WHAT YOU SHOULD DO:
Tally the lines below that contain "mortality". The number is the whole answer.

PROVIDED DATA:
☆ ☆ ☆ ☆ ☆
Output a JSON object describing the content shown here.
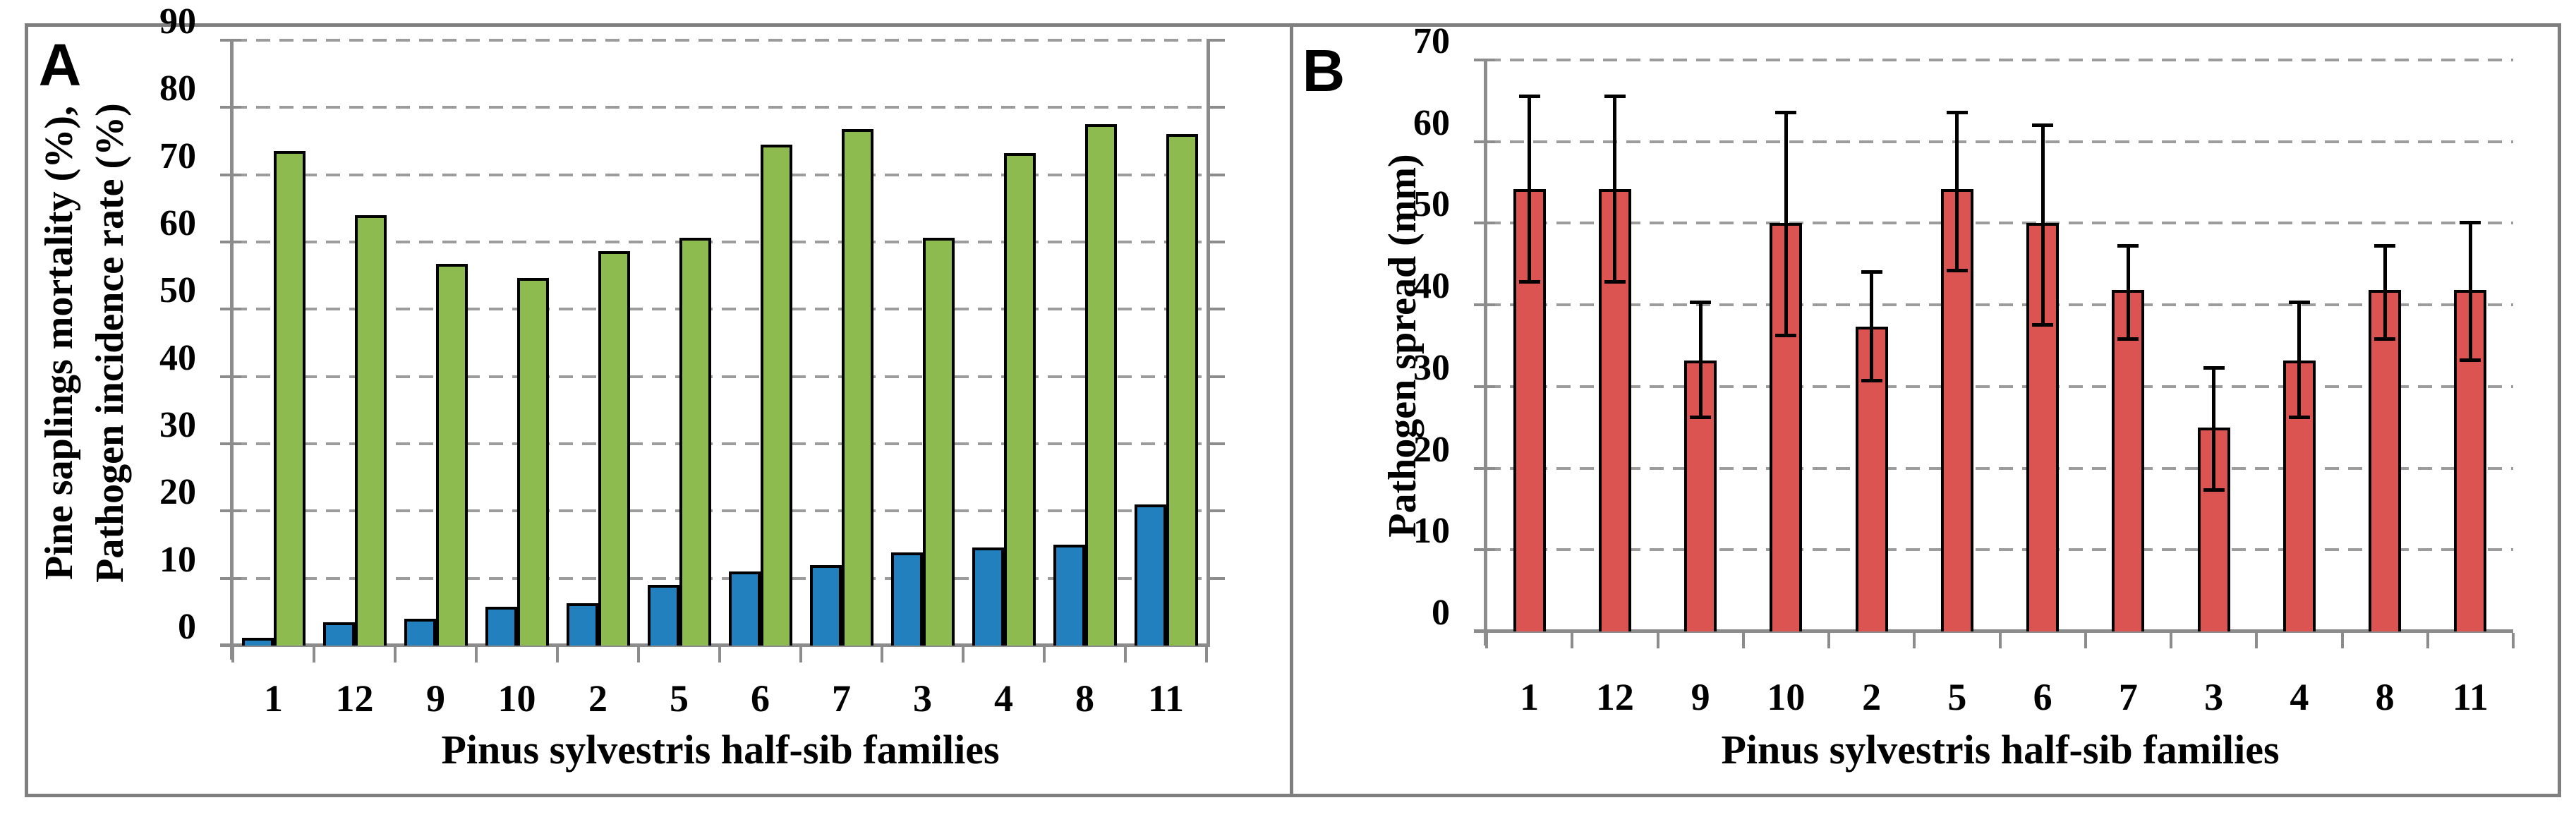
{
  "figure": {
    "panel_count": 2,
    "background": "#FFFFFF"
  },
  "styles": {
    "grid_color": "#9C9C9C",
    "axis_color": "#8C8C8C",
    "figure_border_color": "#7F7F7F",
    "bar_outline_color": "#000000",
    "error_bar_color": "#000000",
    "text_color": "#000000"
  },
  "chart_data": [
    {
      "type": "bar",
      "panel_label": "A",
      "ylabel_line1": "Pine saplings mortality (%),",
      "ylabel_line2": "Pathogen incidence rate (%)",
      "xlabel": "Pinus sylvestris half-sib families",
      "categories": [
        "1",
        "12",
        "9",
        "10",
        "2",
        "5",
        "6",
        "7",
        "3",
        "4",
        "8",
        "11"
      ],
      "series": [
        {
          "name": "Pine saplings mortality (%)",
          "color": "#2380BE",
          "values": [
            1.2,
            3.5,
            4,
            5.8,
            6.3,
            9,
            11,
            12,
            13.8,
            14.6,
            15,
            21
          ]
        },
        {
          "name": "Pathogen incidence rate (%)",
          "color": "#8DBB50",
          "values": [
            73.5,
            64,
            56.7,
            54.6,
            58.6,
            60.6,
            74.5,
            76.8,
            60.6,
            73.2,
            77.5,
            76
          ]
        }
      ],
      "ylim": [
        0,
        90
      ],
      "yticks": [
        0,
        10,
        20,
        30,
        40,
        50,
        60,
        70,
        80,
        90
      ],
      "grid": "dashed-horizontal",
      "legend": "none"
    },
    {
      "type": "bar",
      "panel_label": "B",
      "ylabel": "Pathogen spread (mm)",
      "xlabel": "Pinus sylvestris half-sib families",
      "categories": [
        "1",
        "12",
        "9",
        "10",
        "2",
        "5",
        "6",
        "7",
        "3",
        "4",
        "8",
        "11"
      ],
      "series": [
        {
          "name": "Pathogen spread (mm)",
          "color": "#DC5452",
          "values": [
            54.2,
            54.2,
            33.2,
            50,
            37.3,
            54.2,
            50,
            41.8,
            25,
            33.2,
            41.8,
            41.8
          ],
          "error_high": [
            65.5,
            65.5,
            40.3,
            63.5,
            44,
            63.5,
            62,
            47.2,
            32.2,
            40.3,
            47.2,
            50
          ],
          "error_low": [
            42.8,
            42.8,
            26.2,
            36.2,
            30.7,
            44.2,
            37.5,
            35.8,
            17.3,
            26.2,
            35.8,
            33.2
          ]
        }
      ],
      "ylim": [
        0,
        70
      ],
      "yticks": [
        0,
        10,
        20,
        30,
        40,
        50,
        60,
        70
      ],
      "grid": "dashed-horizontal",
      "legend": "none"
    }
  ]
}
☆ ☆ ☆ ☆ ☆
SOLVED PROBLEM:
2